• **Extracts from a graphics dataset**:
──────────────────────────────
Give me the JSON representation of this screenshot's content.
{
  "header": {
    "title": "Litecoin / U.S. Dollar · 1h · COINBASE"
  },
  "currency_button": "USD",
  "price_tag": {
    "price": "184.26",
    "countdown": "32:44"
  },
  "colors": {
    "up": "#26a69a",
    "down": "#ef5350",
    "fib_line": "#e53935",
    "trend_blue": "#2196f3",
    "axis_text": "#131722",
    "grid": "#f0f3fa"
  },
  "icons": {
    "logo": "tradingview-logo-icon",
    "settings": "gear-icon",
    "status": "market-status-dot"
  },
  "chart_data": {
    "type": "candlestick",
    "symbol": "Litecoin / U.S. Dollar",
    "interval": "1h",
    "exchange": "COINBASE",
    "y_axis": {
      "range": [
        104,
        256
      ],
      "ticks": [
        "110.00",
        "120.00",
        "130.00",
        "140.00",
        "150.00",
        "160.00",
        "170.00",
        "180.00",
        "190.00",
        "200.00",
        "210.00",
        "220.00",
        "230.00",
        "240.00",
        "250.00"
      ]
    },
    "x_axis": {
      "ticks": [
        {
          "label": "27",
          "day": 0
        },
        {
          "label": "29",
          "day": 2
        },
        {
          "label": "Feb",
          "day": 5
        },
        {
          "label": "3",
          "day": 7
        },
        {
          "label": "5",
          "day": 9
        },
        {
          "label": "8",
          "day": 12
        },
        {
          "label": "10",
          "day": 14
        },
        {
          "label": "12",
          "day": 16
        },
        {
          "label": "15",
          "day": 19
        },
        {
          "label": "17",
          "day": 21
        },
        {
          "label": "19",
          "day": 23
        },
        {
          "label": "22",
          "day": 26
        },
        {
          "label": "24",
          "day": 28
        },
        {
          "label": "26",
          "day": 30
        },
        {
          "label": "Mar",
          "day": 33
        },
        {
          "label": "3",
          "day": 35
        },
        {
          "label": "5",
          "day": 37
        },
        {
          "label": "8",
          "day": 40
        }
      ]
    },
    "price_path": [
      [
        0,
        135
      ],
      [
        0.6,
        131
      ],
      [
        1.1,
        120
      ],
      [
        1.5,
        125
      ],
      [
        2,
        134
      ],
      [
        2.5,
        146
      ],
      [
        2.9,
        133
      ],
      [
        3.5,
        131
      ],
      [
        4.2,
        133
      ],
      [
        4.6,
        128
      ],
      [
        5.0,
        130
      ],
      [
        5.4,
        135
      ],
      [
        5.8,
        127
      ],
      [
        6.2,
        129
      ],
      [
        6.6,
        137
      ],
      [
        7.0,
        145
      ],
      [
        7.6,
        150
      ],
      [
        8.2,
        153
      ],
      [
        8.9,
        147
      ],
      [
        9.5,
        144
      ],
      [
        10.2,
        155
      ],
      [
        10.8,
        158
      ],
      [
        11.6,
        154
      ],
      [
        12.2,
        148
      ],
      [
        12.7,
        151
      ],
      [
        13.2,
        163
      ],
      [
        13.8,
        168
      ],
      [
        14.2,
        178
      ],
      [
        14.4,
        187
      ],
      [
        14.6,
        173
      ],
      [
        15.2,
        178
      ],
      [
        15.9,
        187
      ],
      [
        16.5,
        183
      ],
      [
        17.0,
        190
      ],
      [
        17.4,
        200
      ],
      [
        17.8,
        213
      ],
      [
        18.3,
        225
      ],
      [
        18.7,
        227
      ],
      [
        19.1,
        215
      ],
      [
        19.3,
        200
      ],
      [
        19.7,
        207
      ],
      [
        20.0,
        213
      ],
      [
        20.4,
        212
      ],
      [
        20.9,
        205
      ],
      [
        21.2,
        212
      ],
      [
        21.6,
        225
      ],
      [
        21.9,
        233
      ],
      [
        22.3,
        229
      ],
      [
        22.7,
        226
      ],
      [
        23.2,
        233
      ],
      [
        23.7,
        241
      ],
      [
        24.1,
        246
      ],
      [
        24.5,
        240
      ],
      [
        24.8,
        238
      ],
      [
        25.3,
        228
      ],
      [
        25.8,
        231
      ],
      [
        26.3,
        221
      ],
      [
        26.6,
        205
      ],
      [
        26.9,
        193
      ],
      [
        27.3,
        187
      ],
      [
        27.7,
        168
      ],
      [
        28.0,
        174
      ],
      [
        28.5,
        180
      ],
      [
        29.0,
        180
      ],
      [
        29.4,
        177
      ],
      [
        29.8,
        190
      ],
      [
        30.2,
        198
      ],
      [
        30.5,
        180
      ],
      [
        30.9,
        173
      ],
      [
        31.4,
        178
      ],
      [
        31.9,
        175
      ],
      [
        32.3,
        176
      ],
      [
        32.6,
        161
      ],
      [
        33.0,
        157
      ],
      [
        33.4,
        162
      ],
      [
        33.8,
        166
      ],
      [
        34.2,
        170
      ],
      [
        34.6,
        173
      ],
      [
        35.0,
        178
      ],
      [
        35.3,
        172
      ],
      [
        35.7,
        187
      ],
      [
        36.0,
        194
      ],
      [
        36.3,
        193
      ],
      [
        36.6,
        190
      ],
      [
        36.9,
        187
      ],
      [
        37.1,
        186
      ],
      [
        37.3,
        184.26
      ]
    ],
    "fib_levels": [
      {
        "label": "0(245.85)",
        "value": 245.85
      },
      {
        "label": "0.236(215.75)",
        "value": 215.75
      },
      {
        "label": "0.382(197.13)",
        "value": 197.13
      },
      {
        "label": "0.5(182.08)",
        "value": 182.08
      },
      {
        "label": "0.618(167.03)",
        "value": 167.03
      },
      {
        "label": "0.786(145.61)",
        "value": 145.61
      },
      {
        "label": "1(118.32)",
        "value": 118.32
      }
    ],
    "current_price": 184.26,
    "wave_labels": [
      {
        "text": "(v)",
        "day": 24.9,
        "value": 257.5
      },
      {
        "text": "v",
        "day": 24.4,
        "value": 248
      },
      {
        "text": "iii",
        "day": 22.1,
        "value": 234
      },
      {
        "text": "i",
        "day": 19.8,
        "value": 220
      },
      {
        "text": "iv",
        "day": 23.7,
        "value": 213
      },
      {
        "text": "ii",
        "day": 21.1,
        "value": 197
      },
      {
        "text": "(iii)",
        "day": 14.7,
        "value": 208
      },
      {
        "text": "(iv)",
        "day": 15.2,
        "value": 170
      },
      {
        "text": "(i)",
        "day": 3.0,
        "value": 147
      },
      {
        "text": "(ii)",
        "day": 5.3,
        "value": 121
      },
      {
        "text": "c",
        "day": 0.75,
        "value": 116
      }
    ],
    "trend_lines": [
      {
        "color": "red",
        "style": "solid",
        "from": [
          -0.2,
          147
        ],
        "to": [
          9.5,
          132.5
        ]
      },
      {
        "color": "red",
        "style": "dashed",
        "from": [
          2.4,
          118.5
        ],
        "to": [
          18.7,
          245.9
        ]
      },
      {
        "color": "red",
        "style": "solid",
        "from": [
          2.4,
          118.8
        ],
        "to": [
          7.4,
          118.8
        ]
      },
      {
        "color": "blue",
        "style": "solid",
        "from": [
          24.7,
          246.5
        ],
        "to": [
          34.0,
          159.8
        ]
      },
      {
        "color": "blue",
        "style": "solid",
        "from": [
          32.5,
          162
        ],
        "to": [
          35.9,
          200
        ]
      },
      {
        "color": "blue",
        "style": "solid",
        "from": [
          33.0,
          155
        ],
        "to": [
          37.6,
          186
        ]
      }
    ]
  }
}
──────────────────────────────
• **REQUIREMENTS**:
Take the entries above and copy them out exactly.

• **CORRECT ANSWER**:
Give me the JSON representation of this screenshot's content.
{
  "header": {
    "title": "Litecoin / U.S. Dollar · 1h · COINBASE"
  },
  "currency_button": "USD",
  "price_tag": {
    "price": "184.26",
    "countdown": "32:44"
  },
  "colors": {
    "up": "#26a69a",
    "down": "#ef5350",
    "fib_line": "#e53935",
    "trend_blue": "#2196f3",
    "axis_text": "#131722",
    "grid": "#f0f3fa"
  },
  "icons": {
    "logo": "tradingview-logo-icon",
    "settings": "gear-icon",
    "status": "market-status-dot"
  },
  "chart_data": {
    "type": "candlestick",
    "symbol": "Litecoin / U.S. Dollar",
    "interval": "1h",
    "exchange": "COINBASE",
    "y_axis": {
      "range": [
        104,
        256
      ],
      "ticks": [
        "110.00",
        "120.00",
        "130.00",
        "140.00",
        "150.00",
        "160.00",
        "170.00",
        "180.00",
        "190.00",
        "200.00",
        "210.00",
        "220.00",
        "230.00",
        "240.00",
        "250.00"
      ]
    },
    "x_axis": {
      "ticks": [
        {
          "label": "27",
          "day": 0
        },
        {
          "label": "29",
          "day": 2
        },
        {
          "label": "Feb",
          "day": 5
        },
        {
          "label": "3",
          "day": 7
        },
        {
          "label": "5",
          "day": 9
        },
        {
          "label": "8",
          "day": 12
        },
        {
          "label": "10",
          "day": 14
        },
        {
          "label": "12",
          "day": 16
        },
        {
          "label": "15",
          "day": 19
        },
        {
          "label": "17",
          "day": 21
        },
        {
          "label": "19",
          "day": 23
        },
        {
          "label": "22",
          "day": 26
        },
        {
          "label": "24",
          "day": 28
        },
        {
          "label": "26",
          "day": 30
        },
        {
          "label": "Mar",
          "day": 33
        },
        {
          "label": "3",
          "day": 35
        },
        {
          "label": "5",
          "day": 37
        },
        {
          "label": "8",
          "day": 40
        }
      ]
    },
    "price_path": [
      [
        0,
        135
      ],
      [
        0.6,
        131
      ],
      [
        1.1,
        120
      ],
      [
        1.5,
        125
      ],
      [
        2,
        134
      ],
      [
        2.5,
        146
      ],
      [
        2.9,
        133
      ],
      [
        3.5,
        131
      ],
      [
        4.2,
        133
      ],
      [
        4.6,
        128
      ],
      [
        5.0,
        130
      ],
      [
        5.4,
        135
      ],
      [
        5.8,
        127
      ],
      [
        6.2,
        129
      ],
      [
        6.6,
        137
      ],
      [
        7.0,
        145
      ],
      [
        7.6,
        150
      ],
      [
        8.2,
        153
      ],
      [
        8.9,
        147
      ],
      [
        9.5,
        144
      ],
      [
        10.2,
        155
      ],
      [
        10.8,
        158
      ],
      [
        11.6,
        154
      ],
      [
        12.2,
        148
      ],
      [
        12.7,
        151
      ],
      [
        13.2,
        163
      ],
      [
        13.8,
        168
      ],
      [
        14.2,
        178
      ],
      [
        14.4,
        187
      ],
      [
        14.6,
        173
      ],
      [
        15.2,
        178
      ],
      [
        15.9,
        187
      ],
      [
        16.5,
        183
      ],
      [
        17.0,
        190
      ],
      [
        17.4,
        200
      ],
      [
        17.8,
        213
      ],
      [
        18.3,
        225
      ],
      [
        18.7,
        227
      ],
      [
        19.1,
        215
      ],
      [
        19.3,
        200
      ],
      [
        19.7,
        207
      ],
      [
        20.0,
        213
      ],
      [
        20.4,
        212
      ],
      [
        20.9,
        205
      ],
      [
        21.2,
        212
      ],
      [
        21.6,
        225
      ],
      [
        21.9,
        233
      ],
      [
        22.3,
        229
      ],
      [
        22.7,
        226
      ],
      [
        23.2,
        233
      ],
      [
        23.7,
        241
      ],
      [
        24.1,
        246
      ],
      [
        24.5,
        240
      ],
      [
        24.8,
        238
      ],
      [
        25.3,
        228
      ],
      [
        25.8,
        231
      ],
      [
        26.3,
        221
      ],
      [
        26.6,
        205
      ],
      [
        26.9,
        193
      ],
      [
        27.3,
        187
      ],
      [
        27.7,
        168
      ],
      [
        28.0,
        174
      ],
      [
        28.5,
        180
      ],
      [
        29.0,
        180
      ],
      [
        29.4,
        177
      ],
      [
        29.8,
        190
      ],
      [
        30.2,
        198
      ],
      [
        30.5,
        180
      ],
      [
        30.9,
        173
      ],
      [
        31.4,
        178
      ],
      [
        31.9,
        175
      ],
      [
        32.3,
        176
      ],
      [
        32.6,
        161
      ],
      [
        33.0,
        157
      ],
      [
        33.4,
        162
      ],
      [
        33.8,
        166
      ],
      [
        34.2,
        170
      ],
      [
        34.6,
        173
      ],
      [
        35.0,
        178
      ],
      [
        35.3,
        172
      ],
      [
        35.7,
        187
      ],
      [
        36.0,
        194
      ],
      [
        36.3,
        193
      ],
      [
        36.6,
        190
      ],
      [
        36.9,
        187
      ],
      [
        37.1,
        186
      ],
      [
        37.3,
        184.26
      ]
    ],
    "fib_levels": [
      {
        "label": "0(245.85)",
        "value": 245.85
      },
      {
        "label": "0.236(215.75)",
        "value": 215.75
      },
      {
        "label": "0.382(197.13)",
        "value": 197.13
      },
      {
        "label": "0.5(182.08)",
        "value": 182.08
      },
      {
        "label": "0.618(167.03)",
        "value": 167.03
      },
      {
        "label": "0.786(145.61)",
        "value": 145.61
      },
      {
        "label": "1(118.32)",
        "value": 118.32
      }
    ],
    "current_price": 184.26,
    "wave_labels": [
      {
        "text": "(v)",
        "day": 24.9,
        "value": 257.5
      },
      {
        "text": "v",
        "day": 24.4,
        "value": 248
      },
      {
        "text": "iii",
        "day": 22.1,
        "value": 234
      },
      {
        "text": "i",
        "day": 19.8,
        "value": 220
      },
      {
        "text": "iv",
        "day": 23.7,
        "value": 213
      },
      {
        "text": "ii",
        "day": 21.1,
        "value": 197
      },
      {
        "text": "(iii)",
        "day": 14.7,
        "value": 208
      },
      {
        "text": "(iv)",
        "day": 15.2,
        "value": 170
      },
      {
        "text": "(i)",
        "day": 3.0,
        "value": 147
      },
      {
        "text": "(ii)",
        "day": 5.3,
        "value": 121
      },
      {
        "text": "c",
        "day": 0.75,
        "value": 116
      }
    ],
    "trend_lines": [
      {
        "color": "red",
        "style": "solid",
        "from": [
          -0.2,
          147
        ],
        "to": [
          9.5,
          132.5
        ]
      },
      {
        "color": "red",
        "style": "dashed",
        "from": [
          2.4,
          118.5
        ],
        "to": [
          18.7,
          245.9
        ]
      },
      {
        "color": "red",
        "style": "solid",
        "from": [
          2.4,
          118.8
        ],
        "to": [
          7.4,
          118.8
        ]
      },
      {
        "color": "blue",
        "style": "solid",
        "from": [
          24.7,
          246.5
        ],
        "to": [
          34.0,
          159.8
        ]
      },
      {
        "color": "blue",
        "style": "solid",
        "from": [
          32.5,
          162
        ],
        "to": [
          35.9,
          200
        ]
      },
      {
        "color": "blue",
        "style": "solid",
        "from": [
          33.0,
          155
        ],
        "to": [
          37.6,
          186
        ]
      }
    ]
  }
}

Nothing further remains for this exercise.